Task material -
-- START --

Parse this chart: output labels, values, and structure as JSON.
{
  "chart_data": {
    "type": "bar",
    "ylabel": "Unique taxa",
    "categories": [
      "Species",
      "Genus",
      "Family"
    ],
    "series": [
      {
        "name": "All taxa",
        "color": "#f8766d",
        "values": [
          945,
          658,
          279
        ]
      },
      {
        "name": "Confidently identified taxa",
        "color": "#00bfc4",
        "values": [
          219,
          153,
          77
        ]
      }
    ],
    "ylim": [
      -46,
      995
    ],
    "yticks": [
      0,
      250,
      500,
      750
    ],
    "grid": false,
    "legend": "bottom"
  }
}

-- END --

Exercise prompt -
Report how many lines of the listing hold the word "name", with nothing but the number.

The result -
2